(GOAL): Count the lines below that contain the word "Survival", and reply with that number alone.

# INFORMATION PROVIDED start

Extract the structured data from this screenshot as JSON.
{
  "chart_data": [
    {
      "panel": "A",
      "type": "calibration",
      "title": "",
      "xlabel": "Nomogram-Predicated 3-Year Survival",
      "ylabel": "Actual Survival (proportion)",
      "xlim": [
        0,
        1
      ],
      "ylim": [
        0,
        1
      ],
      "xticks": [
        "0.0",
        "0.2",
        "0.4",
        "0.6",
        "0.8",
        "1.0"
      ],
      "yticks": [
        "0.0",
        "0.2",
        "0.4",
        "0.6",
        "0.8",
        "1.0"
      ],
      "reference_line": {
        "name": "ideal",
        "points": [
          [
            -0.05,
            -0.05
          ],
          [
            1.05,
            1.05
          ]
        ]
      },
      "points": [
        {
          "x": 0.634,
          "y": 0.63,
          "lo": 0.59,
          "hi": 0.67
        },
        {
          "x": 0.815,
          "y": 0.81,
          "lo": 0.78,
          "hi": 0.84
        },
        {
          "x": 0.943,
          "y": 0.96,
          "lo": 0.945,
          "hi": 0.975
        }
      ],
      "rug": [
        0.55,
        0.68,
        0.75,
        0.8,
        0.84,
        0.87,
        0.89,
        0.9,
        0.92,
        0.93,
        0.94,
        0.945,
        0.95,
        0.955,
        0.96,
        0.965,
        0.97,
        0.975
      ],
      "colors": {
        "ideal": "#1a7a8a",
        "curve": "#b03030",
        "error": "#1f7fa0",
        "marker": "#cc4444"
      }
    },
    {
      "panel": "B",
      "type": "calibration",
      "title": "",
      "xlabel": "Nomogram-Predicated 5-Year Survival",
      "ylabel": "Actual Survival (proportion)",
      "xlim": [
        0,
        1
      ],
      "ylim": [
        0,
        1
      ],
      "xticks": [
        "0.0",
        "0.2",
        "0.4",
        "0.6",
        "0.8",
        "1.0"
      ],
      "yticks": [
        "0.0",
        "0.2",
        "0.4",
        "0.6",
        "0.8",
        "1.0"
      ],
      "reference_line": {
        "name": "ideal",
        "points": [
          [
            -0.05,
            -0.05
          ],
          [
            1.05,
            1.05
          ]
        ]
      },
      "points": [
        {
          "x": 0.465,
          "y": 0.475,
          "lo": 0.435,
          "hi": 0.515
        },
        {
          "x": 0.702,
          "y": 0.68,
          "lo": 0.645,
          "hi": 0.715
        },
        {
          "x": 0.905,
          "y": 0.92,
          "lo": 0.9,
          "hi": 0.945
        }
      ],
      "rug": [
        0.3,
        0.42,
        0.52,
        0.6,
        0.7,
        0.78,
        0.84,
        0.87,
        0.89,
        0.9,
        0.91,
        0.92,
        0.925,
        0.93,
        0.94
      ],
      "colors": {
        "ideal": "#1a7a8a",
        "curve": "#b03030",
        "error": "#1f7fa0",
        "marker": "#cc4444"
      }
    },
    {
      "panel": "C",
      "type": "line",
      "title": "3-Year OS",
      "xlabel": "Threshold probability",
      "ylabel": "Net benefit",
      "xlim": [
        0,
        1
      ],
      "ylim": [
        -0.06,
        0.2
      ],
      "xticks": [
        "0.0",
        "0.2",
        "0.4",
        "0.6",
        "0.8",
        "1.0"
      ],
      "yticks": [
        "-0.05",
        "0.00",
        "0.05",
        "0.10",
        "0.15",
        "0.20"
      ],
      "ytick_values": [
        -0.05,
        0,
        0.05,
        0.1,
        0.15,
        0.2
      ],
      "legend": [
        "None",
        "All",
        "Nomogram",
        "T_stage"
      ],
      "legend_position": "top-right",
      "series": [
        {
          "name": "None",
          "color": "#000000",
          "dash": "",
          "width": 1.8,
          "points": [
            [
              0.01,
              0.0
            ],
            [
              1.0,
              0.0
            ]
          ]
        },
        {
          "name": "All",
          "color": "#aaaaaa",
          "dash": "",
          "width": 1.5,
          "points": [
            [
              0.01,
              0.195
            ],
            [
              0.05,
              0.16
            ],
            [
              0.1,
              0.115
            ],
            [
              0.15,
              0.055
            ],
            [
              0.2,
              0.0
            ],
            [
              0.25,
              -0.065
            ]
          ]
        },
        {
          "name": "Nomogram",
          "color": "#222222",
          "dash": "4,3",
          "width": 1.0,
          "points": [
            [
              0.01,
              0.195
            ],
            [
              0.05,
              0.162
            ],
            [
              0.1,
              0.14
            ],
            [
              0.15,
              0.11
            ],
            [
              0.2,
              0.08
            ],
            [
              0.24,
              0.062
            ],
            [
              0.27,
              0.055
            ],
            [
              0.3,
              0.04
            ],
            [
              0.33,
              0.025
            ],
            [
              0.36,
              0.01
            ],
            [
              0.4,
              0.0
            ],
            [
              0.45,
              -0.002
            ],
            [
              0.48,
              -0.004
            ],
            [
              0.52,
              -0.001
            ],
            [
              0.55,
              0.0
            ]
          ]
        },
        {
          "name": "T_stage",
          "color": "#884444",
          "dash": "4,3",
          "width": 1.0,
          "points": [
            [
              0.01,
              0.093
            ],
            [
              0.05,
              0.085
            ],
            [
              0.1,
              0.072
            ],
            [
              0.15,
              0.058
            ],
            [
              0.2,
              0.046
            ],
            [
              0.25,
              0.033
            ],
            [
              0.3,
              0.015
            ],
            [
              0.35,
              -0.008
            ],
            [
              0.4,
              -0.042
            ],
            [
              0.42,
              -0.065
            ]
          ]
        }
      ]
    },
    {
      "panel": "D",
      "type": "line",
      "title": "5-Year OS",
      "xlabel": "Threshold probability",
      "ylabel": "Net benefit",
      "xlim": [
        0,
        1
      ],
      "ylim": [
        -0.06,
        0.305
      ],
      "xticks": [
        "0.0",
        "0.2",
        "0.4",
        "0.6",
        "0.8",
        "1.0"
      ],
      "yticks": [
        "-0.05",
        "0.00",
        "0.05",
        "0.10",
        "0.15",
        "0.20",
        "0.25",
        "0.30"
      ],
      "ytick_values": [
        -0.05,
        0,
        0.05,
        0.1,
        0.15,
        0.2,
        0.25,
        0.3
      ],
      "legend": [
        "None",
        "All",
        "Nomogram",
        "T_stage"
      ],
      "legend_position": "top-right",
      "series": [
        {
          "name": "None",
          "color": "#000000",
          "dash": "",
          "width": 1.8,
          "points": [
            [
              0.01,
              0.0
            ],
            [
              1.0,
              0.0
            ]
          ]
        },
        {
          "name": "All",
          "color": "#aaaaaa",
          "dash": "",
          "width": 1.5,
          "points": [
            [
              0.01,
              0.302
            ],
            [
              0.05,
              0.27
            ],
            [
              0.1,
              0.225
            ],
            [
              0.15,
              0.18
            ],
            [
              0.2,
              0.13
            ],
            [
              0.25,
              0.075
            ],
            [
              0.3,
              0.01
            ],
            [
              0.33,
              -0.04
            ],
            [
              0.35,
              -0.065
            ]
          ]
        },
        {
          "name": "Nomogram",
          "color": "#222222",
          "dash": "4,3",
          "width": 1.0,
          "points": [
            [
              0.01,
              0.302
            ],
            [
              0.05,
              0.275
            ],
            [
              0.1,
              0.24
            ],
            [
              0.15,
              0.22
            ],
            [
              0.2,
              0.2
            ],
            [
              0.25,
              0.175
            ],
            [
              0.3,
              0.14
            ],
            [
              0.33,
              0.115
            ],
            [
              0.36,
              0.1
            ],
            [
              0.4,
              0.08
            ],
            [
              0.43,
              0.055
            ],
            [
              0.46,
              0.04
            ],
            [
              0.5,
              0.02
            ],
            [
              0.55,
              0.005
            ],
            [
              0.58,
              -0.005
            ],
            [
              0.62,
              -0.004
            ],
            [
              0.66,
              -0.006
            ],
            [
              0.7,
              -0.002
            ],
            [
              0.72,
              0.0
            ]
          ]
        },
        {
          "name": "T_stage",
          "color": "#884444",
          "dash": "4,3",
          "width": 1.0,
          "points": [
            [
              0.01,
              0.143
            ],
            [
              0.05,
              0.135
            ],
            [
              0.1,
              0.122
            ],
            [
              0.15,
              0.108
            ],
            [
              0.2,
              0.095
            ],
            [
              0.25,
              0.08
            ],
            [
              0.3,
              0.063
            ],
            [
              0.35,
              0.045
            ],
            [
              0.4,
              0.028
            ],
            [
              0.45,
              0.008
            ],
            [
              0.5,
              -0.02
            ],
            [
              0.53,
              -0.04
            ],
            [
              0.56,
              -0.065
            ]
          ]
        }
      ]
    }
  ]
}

# INFORMATION PROVIDED end

(TASK ANSWER): 4